» Structured figure records
■ ■ ■ ■ ■

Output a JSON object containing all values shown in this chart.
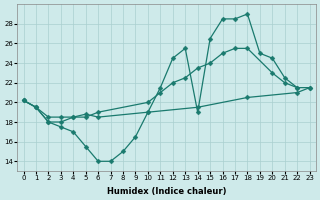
{
  "xlabel": "Humidex (Indice chaleur)",
  "bg_color": "#ceeaea",
  "grid_color": "#aacfcf",
  "line_color": "#1a7a6e",
  "line1_x": [
    0,
    1,
    2,
    3,
    4,
    5,
    6,
    7,
    8,
    9,
    10,
    11,
    12,
    13,
    14,
    15,
    16,
    17,
    18,
    19,
    20,
    21,
    22
  ],
  "line1_y": [
    20.2,
    19.5,
    18.0,
    17.5,
    17.0,
    15.5,
    14.0,
    14.0,
    15.0,
    16.5,
    19.0,
    21.5,
    24.5,
    25.5,
    19.0,
    26.5,
    28.5,
    28.5,
    29.0,
    25.0,
    24.5,
    22.5,
    21.5
  ],
  "line2_x": [
    0,
    1,
    2,
    3,
    4,
    5,
    6,
    10,
    11,
    12,
    13,
    14,
    15,
    16,
    17,
    18,
    20,
    21,
    22,
    23
  ],
  "line2_y": [
    20.2,
    19.5,
    18.0,
    18.0,
    18.5,
    18.5,
    19.0,
    20.0,
    21.0,
    22.0,
    22.5,
    23.5,
    24.0,
    25.0,
    25.5,
    25.5,
    23.0,
    22.0,
    21.5,
    21.5
  ],
  "line3_x": [
    0,
    1,
    2,
    3,
    4,
    5,
    6,
    10,
    14,
    18,
    22,
    23
  ],
  "line3_y": [
    20.2,
    19.5,
    18.5,
    18.5,
    18.5,
    18.8,
    18.5,
    19.0,
    19.5,
    20.5,
    21.0,
    21.5
  ],
  "ylim": [
    13,
    30
  ],
  "xlim": [
    -0.5,
    23.5
  ],
  "yticks": [
    14,
    16,
    18,
    20,
    22,
    24,
    26,
    28
  ],
  "xticks": [
    0,
    1,
    2,
    3,
    4,
    5,
    6,
    7,
    8,
    9,
    10,
    11,
    12,
    13,
    14,
    15,
    16,
    17,
    18,
    19,
    20,
    21,
    22,
    23
  ]
}
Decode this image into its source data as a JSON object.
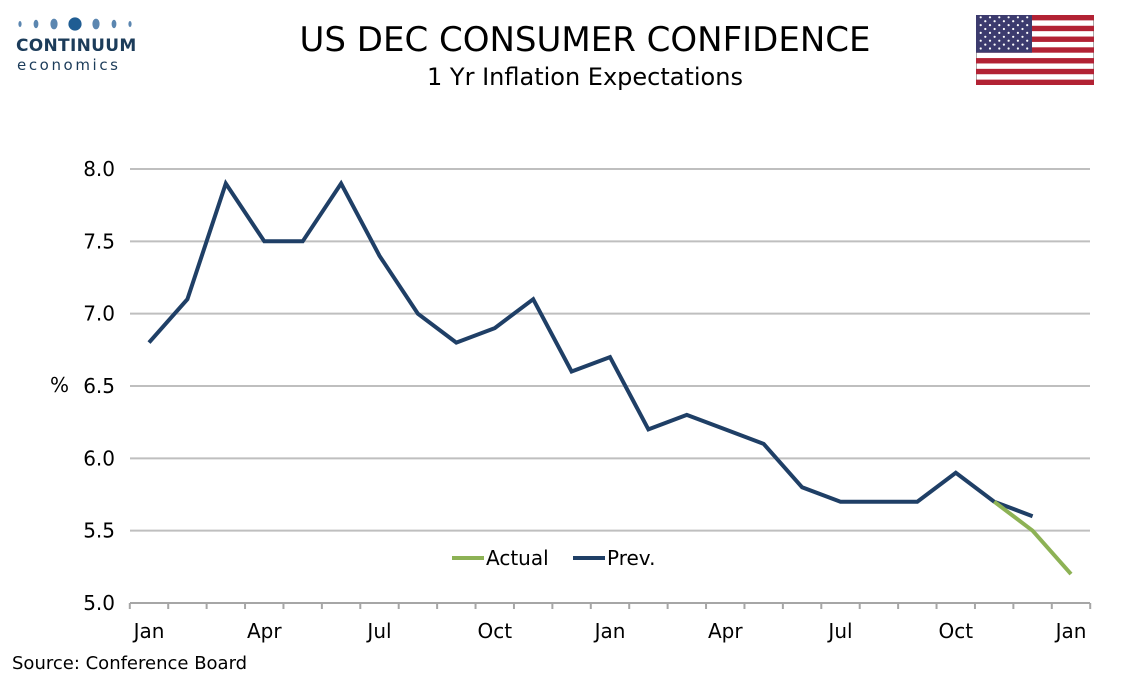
{
  "header": {
    "logo_line1": "CONTINUUM",
    "logo_line2": "economics",
    "title": "US DEC CONSUMER CONFIDENCE",
    "subtitle": "1 Yr Inflation Expectations"
  },
  "footer": {
    "source": "Source: Conference Board"
  },
  "colors": {
    "prev_line": "#1f3f66",
    "actual_line": "#8db255",
    "grid": "#bfbfbf",
    "logo": "#1c3c5a",
    "flag_red": "#b22234",
    "flag_blue": "#3c3b6e"
  },
  "icons": {
    "flag": "us-flag-icon",
    "logo": "continuum-economics-logo"
  },
  "chart_data": {
    "type": "line",
    "title": "US DEC CONSUMER CONFIDENCE",
    "subtitle": "1 Yr Inflation Expectations",
    "ylabel": "%",
    "ylim": [
      5.0,
      8.0
    ],
    "yticks": [
      "5.0",
      "5.5",
      "6.0",
      "6.5",
      "7.0",
      "7.5",
      "8.0"
    ],
    "x_tick_labels": [
      "Jan",
      "Apr",
      "Jul",
      "Oct",
      "Jan",
      "Apr",
      "Jul",
      "Oct",
      "Jan"
    ],
    "grid": true,
    "legend_position": "bottom-center",
    "series": [
      {
        "name": "Actual",
        "values": [
          null,
          null,
          null,
          null,
          null,
          null,
          null,
          null,
          null,
          null,
          null,
          null,
          null,
          null,
          null,
          null,
          null,
          null,
          null,
          null,
          null,
          null,
          5.7,
          5.5,
          5.2
        ]
      },
      {
        "name": "Prev.",
        "values": [
          6.8,
          7.1,
          7.9,
          7.5,
          7.5,
          7.9,
          7.4,
          7.0,
          6.8,
          6.9,
          7.1,
          6.6,
          6.7,
          6.2,
          6.3,
          6.2,
          6.1,
          5.8,
          5.7,
          5.7,
          5.7,
          5.9,
          5.7,
          5.6,
          null
        ]
      }
    ]
  }
}
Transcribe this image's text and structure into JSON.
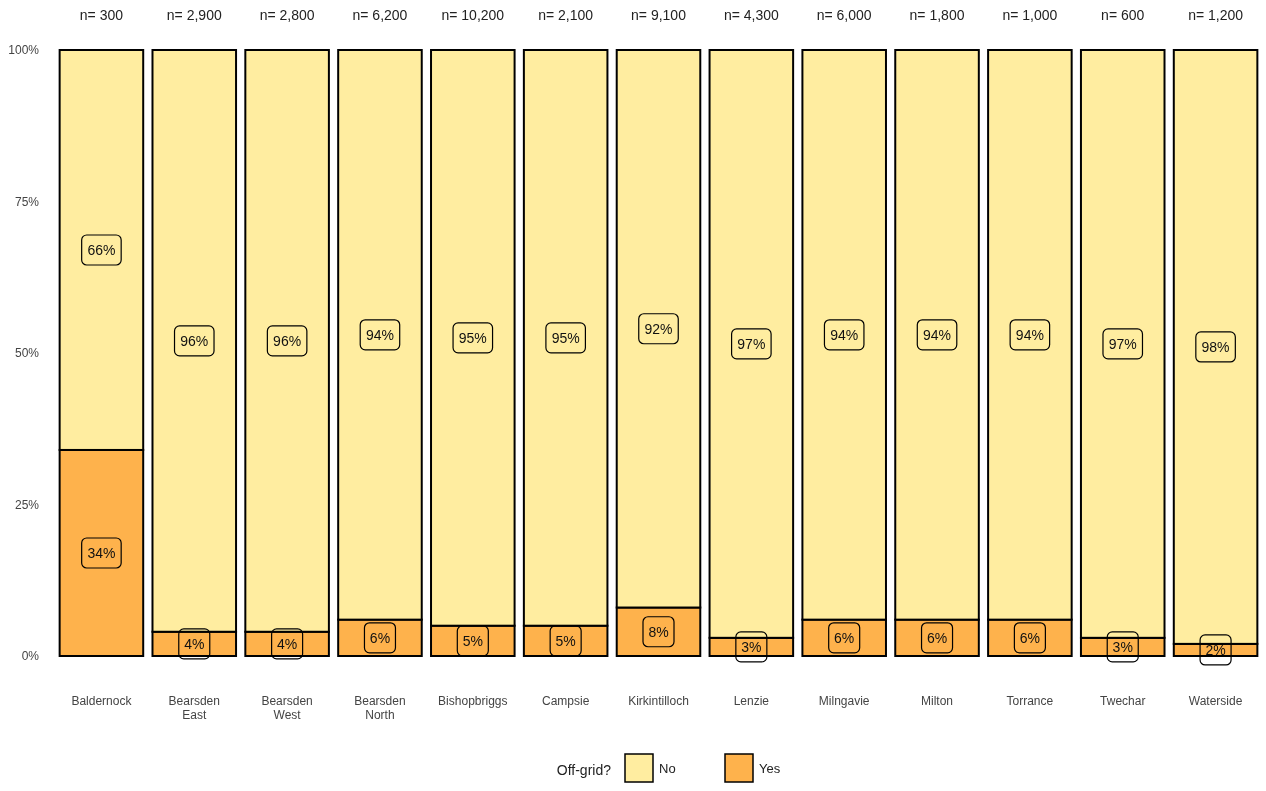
{
  "chart_data": {
    "type": "bar",
    "stacked": true,
    "legend": "bottom",
    "legend_title": "Off-grid?",
    "grid": false,
    "categories": [
      "Baldernock",
      "Bearsden East",
      "Bearsden West",
      "Bearsden North",
      "Bishopbriggs",
      "Campsie",
      "Kirkintilloch",
      "Lenzie",
      "Milngavie",
      "Milton",
      "Torrance",
      "Twechar",
      "Waterside"
    ],
    "series": [
      {
        "name": "Yes",
        "color": "#feb24c",
        "values": [
          34,
          4,
          4,
          6,
          5,
          5,
          8,
          3,
          6,
          6,
          6,
          3,
          2
        ],
        "value_labels": [
          "34%",
          "4%",
          "4%",
          "6%",
          "5%",
          "5%",
          "8%",
          "3%",
          "6%",
          "6%",
          "6%",
          "3%",
          "2%"
        ]
      },
      {
        "name": "No",
        "color": "#ffeda0",
        "values": [
          66,
          96,
          96,
          94,
          95,
          95,
          92,
          97,
          94,
          94,
          94,
          97,
          98
        ],
        "value_labels": [
          "66%",
          "96%",
          "96%",
          "94%",
          "95%",
          "95%",
          "92%",
          "97%",
          "94%",
          "94%",
          "94%",
          "97%",
          "98%"
        ]
      }
    ],
    "ylim": [
      0,
      100
    ],
    "yticks": [
      {
        "value": 0,
        "label": "0%"
      },
      {
        "value": 25,
        "label": "25%"
      },
      {
        "value": 50,
        "label": "50%"
      },
      {
        "value": 75,
        "label": "75%"
      },
      {
        "value": 100,
        "label": "100%"
      }
    ],
    "annotations": [
      "n= 300",
      "n= 2,900",
      "n= 2,800",
      "n= 6,200",
      "n= 10,200",
      "n= 2,100",
      "n= 9,100",
      "n= 4,300",
      "n= 6,000",
      "n= 1,800",
      "n= 1,000",
      "n= 600",
      "n= 1,200"
    ]
  }
}
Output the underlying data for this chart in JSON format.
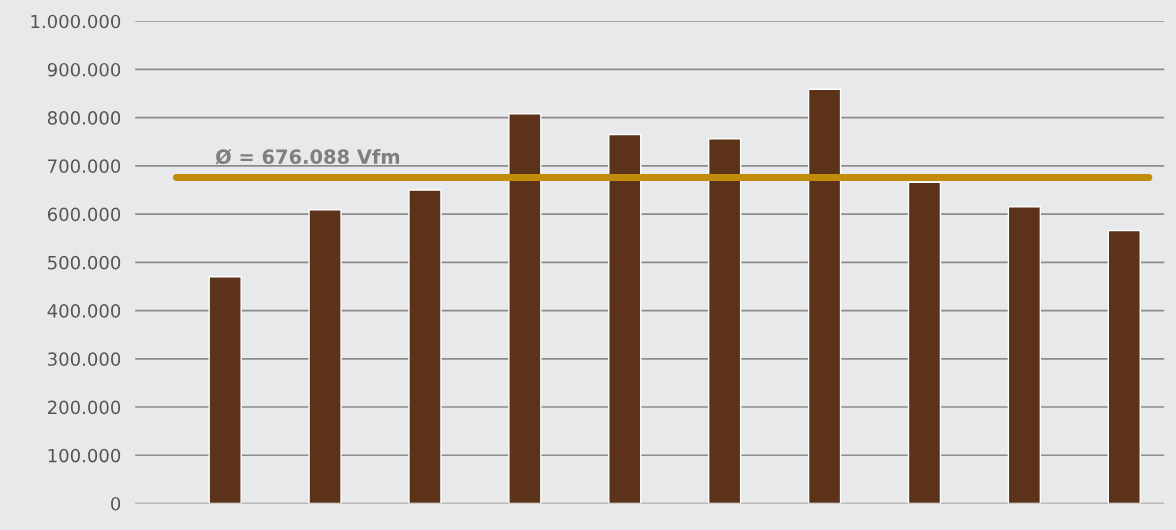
{
  "chart_data": {
    "type": "bar",
    "categories": [
      null,
      null,
      null,
      null,
      null,
      null,
      null,
      null,
      null,
      null
    ],
    "values": [
      470000,
      609000,
      650000,
      808000,
      765000,
      756000,
      859000,
      666000,
      615000,
      566000
    ],
    "color": "#5c3319",
    "ylim": [
      0,
      1000000
    ],
    "yticks": [
      {
        "value": 0,
        "label": "0"
      },
      {
        "value": 100000,
        "label": "100.000"
      },
      {
        "value": 200000,
        "label": "200.000"
      },
      {
        "value": 300000,
        "label": "300.000"
      },
      {
        "value": 400000,
        "label": "400.000"
      },
      {
        "value": 500000,
        "label": "500.000"
      },
      {
        "value": 600000,
        "label": "600.000"
      },
      {
        "value": 700000,
        "label": "700.000"
      },
      {
        "value": 800000,
        "label": "800.000"
      },
      {
        "value": 900000,
        "label": "900.000"
      },
      {
        "value": 1000000,
        "label": "1.000.000"
      }
    ],
    "grid": "y",
    "tick_labels": "y",
    "ref_lines": [
      {
        "axis": "y",
        "value": 676088,
        "label": "Ø = 676.088 Vfm",
        "color": "#c08c0a"
      }
    ]
  }
}
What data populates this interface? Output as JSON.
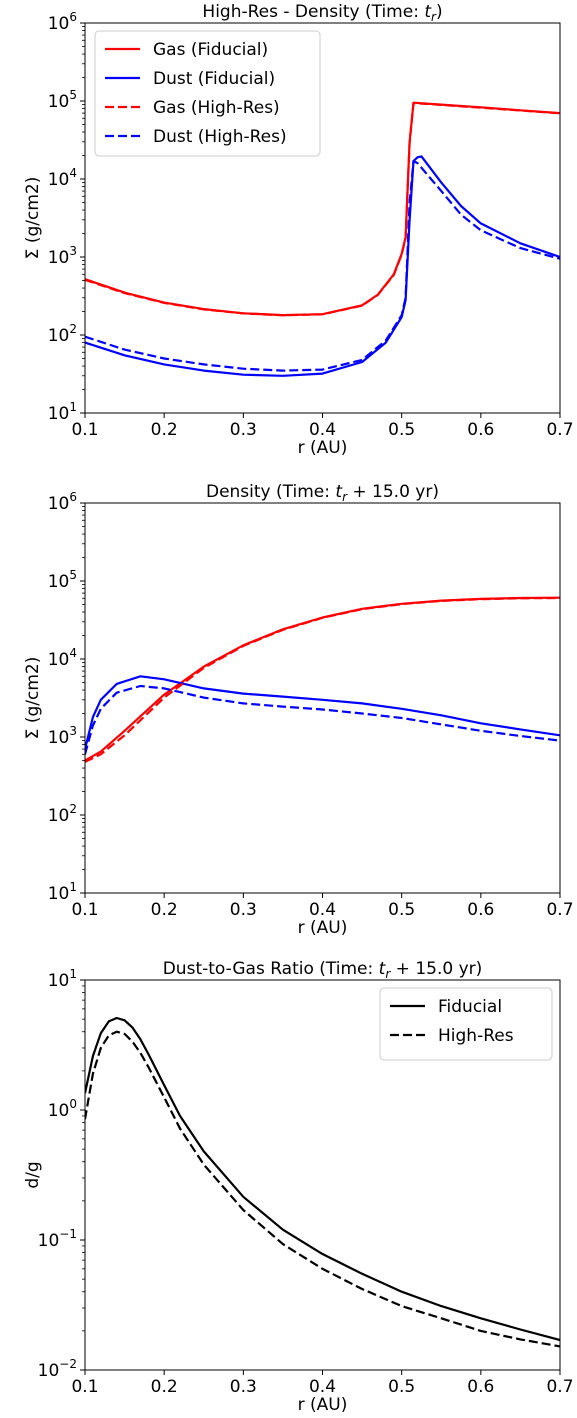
{
  "chart_data": [
    {
      "type": "line",
      "title": "High-Res - Density (Time: t_r)",
      "title_prefix": "High-Res - Density (Time: ",
      "title_math": "t",
      "title_sub": "r",
      "title_suffix": ")",
      "xlabel": "r (AU)",
      "ylabel": "Σ (g/cm2)",
      "xlim": [
        0.1,
        0.7
      ],
      "ylim": [
        10,
        1000000
      ],
      "yscale": "log",
      "x_ticks": [
        "0.1",
        "0.2",
        "0.3",
        "0.4",
        "0.5",
        "0.6",
        "0.7"
      ],
      "y_ticks": [
        {
          "base": "10",
          "exp": "1"
        },
        {
          "base": "10",
          "exp": "2"
        },
        {
          "base": "10",
          "exp": "3"
        },
        {
          "base": "10",
          "exp": "4"
        },
        {
          "base": "10",
          "exp": "5"
        },
        {
          "base": "10",
          "exp": "6"
        }
      ],
      "grid": false,
      "legend_position": "top-left",
      "series": [
        {
          "name": "Gas (Fiducial)",
          "color": "#ff0000",
          "dash": "solid",
          "x": [
            0.1,
            0.15,
            0.2,
            0.25,
            0.3,
            0.35,
            0.4,
            0.45,
            0.47,
            0.49,
            0.5,
            0.505,
            0.51,
            0.515,
            0.55,
            0.6,
            0.65,
            0.7
          ],
          "y": [
            520,
            350,
            260,
            215,
            190,
            180,
            185,
            240,
            330,
            600,
            1100,
            1800,
            30000,
            95000,
            90000,
            83000,
            76000,
            70000
          ]
        },
        {
          "name": "Dust (Fiducial)",
          "color": "#0000ff",
          "dash": "solid",
          "x": [
            0.1,
            0.15,
            0.2,
            0.25,
            0.3,
            0.35,
            0.4,
            0.45,
            0.48,
            0.5,
            0.505,
            0.51,
            0.515,
            0.52,
            0.525,
            0.55,
            0.575,
            0.6,
            0.65,
            0.7
          ],
          "y": [
            80,
            55,
            42,
            35,
            31,
            30,
            32,
            45,
            80,
            170,
            280,
            3000,
            17000,
            19000,
            19500,
            9000,
            4500,
            2700,
            1500,
            1000
          ]
        },
        {
          "name": "Gas (High-Res)",
          "color": "#ff0000",
          "dash": "dashed",
          "x": [
            0.1,
            0.15,
            0.2,
            0.25,
            0.3,
            0.35,
            0.4,
            0.45,
            0.47,
            0.49,
            0.5,
            0.505,
            0.51,
            0.515,
            0.55,
            0.6,
            0.65,
            0.7
          ],
          "y": [
            510,
            345,
            258,
            213,
            189,
            179,
            184,
            238,
            328,
            590,
            1080,
            1750,
            29000,
            94000,
            89000,
            82000,
            75500,
            69500
          ]
        },
        {
          "name": "Dust (High-Res)",
          "color": "#0000ff",
          "dash": "dashed",
          "x": [
            0.1,
            0.15,
            0.2,
            0.25,
            0.3,
            0.35,
            0.4,
            0.45,
            0.48,
            0.5,
            0.505,
            0.51,
            0.515,
            0.52,
            0.55,
            0.575,
            0.6,
            0.65,
            0.7
          ],
          "y": [
            95,
            65,
            50,
            42,
            37,
            35,
            36,
            48,
            85,
            180,
            300,
            5000,
            17000,
            16000,
            7000,
            3500,
            2200,
            1300,
            950
          ]
        }
      ]
    },
    {
      "type": "line",
      "title": "Density  (Time: t_r + 15.0 yr)",
      "title_prefix": "Density  (Time: ",
      "title_math": "t",
      "title_sub": "r",
      "title_suffix": " + 15.0 yr)",
      "xlabel": "r (AU)",
      "ylabel": "Σ (g/cm2)",
      "xlim": [
        0.1,
        0.7
      ],
      "ylim": [
        10,
        1000000
      ],
      "yscale": "log",
      "x_ticks": [
        "0.1",
        "0.2",
        "0.3",
        "0.4",
        "0.5",
        "0.6",
        "0.7"
      ],
      "y_ticks": [
        {
          "base": "10",
          "exp": "1"
        },
        {
          "base": "10",
          "exp": "2"
        },
        {
          "base": "10",
          "exp": "3"
        },
        {
          "base": "10",
          "exp": "4"
        },
        {
          "base": "10",
          "exp": "5"
        },
        {
          "base": "10",
          "exp": "6"
        }
      ],
      "grid": false,
      "series": [
        {
          "color": "#ff0000",
          "dash": "solid",
          "x": [
            0.1,
            0.12,
            0.15,
            0.2,
            0.25,
            0.3,
            0.35,
            0.4,
            0.45,
            0.5,
            0.55,
            0.6,
            0.65,
            0.7
          ],
          "y": [
            500,
            650,
            1200,
            3500,
            8000,
            15000,
            24000,
            34000,
            44000,
            51000,
            56000,
            59000,
            60500,
            61000
          ]
        },
        {
          "color": "#0000ff",
          "dash": "solid",
          "x": [
            0.1,
            0.11,
            0.12,
            0.14,
            0.17,
            0.2,
            0.25,
            0.3,
            0.35,
            0.4,
            0.45,
            0.5,
            0.55,
            0.6,
            0.65,
            0.7
          ],
          "y": [
            700,
            1800,
            3000,
            4800,
            6000,
            5500,
            4200,
            3600,
            3300,
            3000,
            2700,
            2300,
            1900,
            1500,
            1250,
            1050
          ]
        },
        {
          "color": "#ff0000",
          "dash": "dashed",
          "x": [
            0.1,
            0.12,
            0.15,
            0.2,
            0.25,
            0.3,
            0.35,
            0.4,
            0.45,
            0.5,
            0.55,
            0.6,
            0.65,
            0.7
          ],
          "y": [
            480,
            600,
            1050,
            3200,
            7700,
            14700,
            23700,
            33700,
            43500,
            50500,
            55500,
            58500,
            60000,
            60500
          ]
        },
        {
          "color": "#0000ff",
          "dash": "dashed",
          "x": [
            0.1,
            0.11,
            0.12,
            0.14,
            0.17,
            0.2,
            0.25,
            0.3,
            0.35,
            0.4,
            0.45,
            0.5,
            0.55,
            0.6,
            0.65,
            0.7
          ],
          "y": [
            600,
            1400,
            2300,
            3700,
            4500,
            4200,
            3200,
            2700,
            2450,
            2250,
            2000,
            1750,
            1450,
            1200,
            1030,
            900
          ]
        }
      ]
    },
    {
      "type": "line",
      "title": "Dust-to-Gas Ratio (Time: t_r + 15.0 yr)",
      "title_prefix": "Dust-to-Gas Ratio (Time: ",
      "title_math": "t",
      "title_sub": "r",
      "title_suffix": " + 15.0 yr)",
      "xlabel": "r (AU)",
      "ylabel": "d/g",
      "xlim": [
        0.1,
        0.7
      ],
      "ylim": [
        0.01,
        10
      ],
      "yscale": "log",
      "x_ticks": [
        "0.1",
        "0.2",
        "0.3",
        "0.4",
        "0.5",
        "0.6",
        "0.7"
      ],
      "y_ticks": [
        {
          "base": "10",
          "exp": "−2"
        },
        {
          "base": "10",
          "exp": "−1"
        },
        {
          "base": "10",
          "exp": "0"
        },
        {
          "base": "10",
          "exp": "1"
        }
      ],
      "grid": false,
      "legend_position": "top-right",
      "series": [
        {
          "name": "Fiducial",
          "color": "#000000",
          "dash": "solid",
          "x": [
            0.1,
            0.11,
            0.12,
            0.13,
            0.14,
            0.15,
            0.16,
            0.17,
            0.18,
            0.2,
            0.22,
            0.25,
            0.3,
            0.35,
            0.4,
            0.45,
            0.5,
            0.55,
            0.6,
            0.65,
            0.7
          ],
          "y": [
            1.35,
            2.6,
            3.9,
            4.8,
            5.1,
            4.9,
            4.3,
            3.5,
            2.7,
            1.55,
            0.9,
            0.48,
            0.215,
            0.12,
            0.078,
            0.055,
            0.04,
            0.031,
            0.025,
            0.0205,
            0.017
          ]
        },
        {
          "name": "High-Res",
          "color": "#000000",
          "dash": "dashed",
          "x": [
            0.1,
            0.11,
            0.12,
            0.13,
            0.14,
            0.15,
            0.16,
            0.17,
            0.18,
            0.2,
            0.22,
            0.25,
            0.3,
            0.35,
            0.4,
            0.45,
            0.5,
            0.55,
            0.6,
            0.65,
            0.7
          ],
          "y": [
            0.85,
            1.9,
            3.0,
            3.75,
            4.0,
            3.85,
            3.35,
            2.75,
            2.15,
            1.25,
            0.72,
            0.38,
            0.17,
            0.093,
            0.06,
            0.042,
            0.031,
            0.025,
            0.02,
            0.0172,
            0.0152
          ]
        }
      ]
    }
  ]
}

■ ■ ■ ■ ■

» WRITTEN PROBLEM
Filter the listing for the word "image" and copy every line that holds it.

» REPLY TO THE TASK
Decode this image into its source data as a JSON object.
Transcribe this image's text and structure into JSON.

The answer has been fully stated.